RAW DATA =
START
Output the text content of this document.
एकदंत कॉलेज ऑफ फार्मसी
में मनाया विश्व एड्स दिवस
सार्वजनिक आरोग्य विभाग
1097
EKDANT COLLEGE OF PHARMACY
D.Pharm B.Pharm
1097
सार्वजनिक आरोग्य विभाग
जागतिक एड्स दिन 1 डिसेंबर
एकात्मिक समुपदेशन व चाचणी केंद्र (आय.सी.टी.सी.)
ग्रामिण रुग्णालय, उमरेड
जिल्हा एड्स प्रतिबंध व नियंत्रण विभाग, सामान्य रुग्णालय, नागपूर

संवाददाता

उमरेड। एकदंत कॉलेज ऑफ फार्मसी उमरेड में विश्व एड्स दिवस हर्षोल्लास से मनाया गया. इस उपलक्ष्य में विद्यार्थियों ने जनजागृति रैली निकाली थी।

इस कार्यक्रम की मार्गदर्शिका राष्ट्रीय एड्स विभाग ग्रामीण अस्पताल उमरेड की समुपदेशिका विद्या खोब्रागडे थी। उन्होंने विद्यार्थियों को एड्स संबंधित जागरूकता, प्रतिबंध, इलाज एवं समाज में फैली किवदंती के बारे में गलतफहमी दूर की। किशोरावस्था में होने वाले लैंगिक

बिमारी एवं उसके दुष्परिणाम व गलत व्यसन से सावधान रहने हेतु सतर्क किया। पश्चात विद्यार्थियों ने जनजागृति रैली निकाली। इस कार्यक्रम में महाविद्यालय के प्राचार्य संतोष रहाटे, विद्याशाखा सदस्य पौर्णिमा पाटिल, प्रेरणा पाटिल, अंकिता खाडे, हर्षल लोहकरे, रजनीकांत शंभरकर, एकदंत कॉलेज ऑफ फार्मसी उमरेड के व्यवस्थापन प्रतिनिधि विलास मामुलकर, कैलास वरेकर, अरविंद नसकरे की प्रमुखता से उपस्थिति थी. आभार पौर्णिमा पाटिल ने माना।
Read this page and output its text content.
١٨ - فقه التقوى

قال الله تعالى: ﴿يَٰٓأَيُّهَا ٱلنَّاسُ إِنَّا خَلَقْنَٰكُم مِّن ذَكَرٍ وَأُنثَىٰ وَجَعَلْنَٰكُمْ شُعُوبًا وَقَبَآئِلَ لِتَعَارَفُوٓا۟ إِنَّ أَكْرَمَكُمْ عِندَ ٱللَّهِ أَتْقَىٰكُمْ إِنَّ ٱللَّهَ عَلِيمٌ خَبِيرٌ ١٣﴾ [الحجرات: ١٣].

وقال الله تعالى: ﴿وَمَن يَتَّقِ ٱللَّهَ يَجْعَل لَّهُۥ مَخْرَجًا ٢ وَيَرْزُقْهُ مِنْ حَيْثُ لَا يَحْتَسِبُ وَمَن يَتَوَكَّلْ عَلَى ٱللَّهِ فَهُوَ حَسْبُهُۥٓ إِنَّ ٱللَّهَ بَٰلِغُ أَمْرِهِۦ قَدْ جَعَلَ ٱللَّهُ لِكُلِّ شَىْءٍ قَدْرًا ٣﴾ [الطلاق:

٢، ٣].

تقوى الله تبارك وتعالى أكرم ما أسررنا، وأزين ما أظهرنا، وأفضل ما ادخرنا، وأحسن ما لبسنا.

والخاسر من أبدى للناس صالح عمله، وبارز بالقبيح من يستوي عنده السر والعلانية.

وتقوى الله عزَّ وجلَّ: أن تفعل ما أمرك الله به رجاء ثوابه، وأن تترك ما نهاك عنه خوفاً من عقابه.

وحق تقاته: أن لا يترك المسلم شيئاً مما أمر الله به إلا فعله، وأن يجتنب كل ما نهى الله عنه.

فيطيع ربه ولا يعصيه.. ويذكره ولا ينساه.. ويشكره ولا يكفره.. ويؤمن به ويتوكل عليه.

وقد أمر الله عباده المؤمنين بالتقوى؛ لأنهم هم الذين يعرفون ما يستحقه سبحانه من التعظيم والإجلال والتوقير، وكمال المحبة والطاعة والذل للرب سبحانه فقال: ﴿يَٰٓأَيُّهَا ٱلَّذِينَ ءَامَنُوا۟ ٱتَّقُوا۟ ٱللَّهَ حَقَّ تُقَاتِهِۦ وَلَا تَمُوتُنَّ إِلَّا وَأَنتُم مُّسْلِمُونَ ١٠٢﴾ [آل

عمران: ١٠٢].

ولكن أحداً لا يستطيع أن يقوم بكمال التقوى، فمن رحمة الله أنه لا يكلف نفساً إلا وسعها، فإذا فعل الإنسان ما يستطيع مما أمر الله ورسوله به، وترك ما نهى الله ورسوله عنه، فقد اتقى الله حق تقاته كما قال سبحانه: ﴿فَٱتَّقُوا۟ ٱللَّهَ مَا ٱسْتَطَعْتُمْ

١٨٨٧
END
STATED TASK = Return the whole listing exactly, with every line included.

ANSWER TO THIS PROBLEM =
Output the text content of this document.
एकदंत कॉलेज ऑफ फार्मसी
में मनाया विश्व एड्स दिवस
सार्वजनिक आरोग्य विभाग
1097
EKDANT COLLEGE OF PHARMACY
D.Pharm B.Pharm
1097
सार्वजनिक आरोग्य विभाग
जागतिक एड्स दिन 1 डिसेंबर
एकात्मिक समुपदेशन व चाचणी केंद्र (आय.सी.टी.सी.)
ग्रामिण रुग्णालय, उमरेड
जिल्हा एड्स प्रतिबंध व नियंत्रण विभाग, सामान्य रुग्णालय, नागपूर

संवाददाता

उमरेड। एकदंत कॉलेज ऑफ फार्मसी उमरेड में विश्व एड्स दिवस हर्षोल्लास से मनाया गया. इस उपलक्ष्य में विद्यार्थियों ने जनजागृति रैली निकाली थी।

इस कार्यक्रम की मार्गदर्शिका राष्ट्रीय एड्स विभाग ग्रामीण अस्पताल उमरेड की समुपदेशिका विद्या खोब्रागडे थी। उन्होंने विद्यार्थियों को एड्स संबंधित जागरूकता, प्रतिबंध, इलाज एवं समाज में फैली किवदंती के बारे में गलतफहमी दूर की। किशोरावस्था में होने वाले लैंगिक

बिमारी एवं उसके दुष्परिणाम व गलत व्यसन से सावधान रहने हेतु सतर्क किया। पश्चात विद्यार्थियों ने जनजागृति रैली निकाली। इस कार्यक्रम में महाविद्यालय के प्राचार्य संतोष रहाटे, विद्याशाखा सदस्य पौर्णिमा पाटिल, प्रेरणा पाटिल, अंकिता खाडे, हर्षल लोहकरे, रजनीकांत शंभरकर, एकदंत कॉलेज ऑफ फार्मसी उमरेड के व्यवस्थापन प्रतिनिधि विलास मामुलकर, कैलास वरेकर, अरविंद नसकरे की प्रमुखता से उपस्थिति थी. आभार पौर्णिमा पाटिल ने माना।
Read this page and output its text content.
١٨ - فقه التقوى

قال الله تعالى: ﴿يَٰٓأَيُّهَا ٱلنَّاسُ إِنَّا خَلَقْنَٰكُم مِّن ذَكَرٍ وَأُنثَىٰ وَجَعَلْنَٰكُمْ شُعُوبًا وَقَبَآئِلَ لِتَعَارَفُوٓا۟ إِنَّ أَكْرَمَكُمْ عِندَ ٱللَّهِ أَتْقَىٰكُمْ إِنَّ ٱللَّهَ عَلِيمٌ خَبِيرٌ ١٣﴾ [الحجرات: ١٣].

وقال الله تعالى: ﴿وَمَن يَتَّقِ ٱللَّهَ يَجْعَل لَّهُۥ مَخْرَجًا ٢ وَيَرْزُقْهُ مِنْ حَيْثُ لَا يَحْتَسِبُ وَمَن يَتَوَكَّلْ عَلَى ٱللَّهِ فَهُوَ حَسْبُهُۥٓ إِنَّ ٱللَّهَ بَٰلِغُ أَمْرِهِۦ قَدْ جَعَلَ ٱللَّهُ لِكُلِّ شَىْءٍ قَدْرًا ٣﴾ [الطلاق:

٢، ٣].

تقوى الله تبارك وتعالى أكرم ما أسررنا، وأزين ما أظهرنا، وأفضل ما ادخرنا، وأحسن ما لبسنا.

والخاسر من أبدى للناس صالح عمله، وبارز بالقبيح من يستوي عنده السر والعلانية.

وتقوى الله عزَّ وجلَّ: أن تفعل ما أمرك الله به رجاء ثوابه، وأن تترك ما نهاك عنه خوفاً من عقابه.

وحق تقاته: أن لا يترك المسلم شيئاً مما أمر الله به إلا فعله، وأن يجتنب كل ما نهى الله عنه.

فيطيع ربه ولا يعصيه.. ويذكره ولا ينساه.. ويشكره ولا يكفره.. ويؤمن به ويتوكل عليه.

وقد أمر الله عباده المؤمنين بالتقوى؛ لأنهم هم الذين يعرفون ما يستحقه سبحانه من التعظيم والإجلال والتوقير، وكمال المحبة والطاعة والذل للرب سبحانه فقال: ﴿يَٰٓأَيُّهَا ٱلَّذِينَ ءَامَنُوا۟ ٱتَّقُوا۟ ٱللَّهَ حَقَّ تُقَاتِهِۦ وَلَا تَمُوتُنَّ إِلَّا وَأَنتُم مُّسْلِمُونَ ١٠٢﴾ [آل

عمران: ١٠٢].

ولكن أحداً لا يستطيع أن يقوم بكمال التقوى، فمن رحمة الله أنه لا يكلف نفساً إلا وسعها، فإذا فعل الإنسان ما يستطيع مما أمر الله ورسوله به، وترك ما نهى الله ورسوله عنه، فقد اتقى الله حق تقاته كما قال سبحانه: ﴿فَٱتَّقُوا۟ ٱللَّهَ مَا ٱسْتَطَعْتُمْ

١٨٨٧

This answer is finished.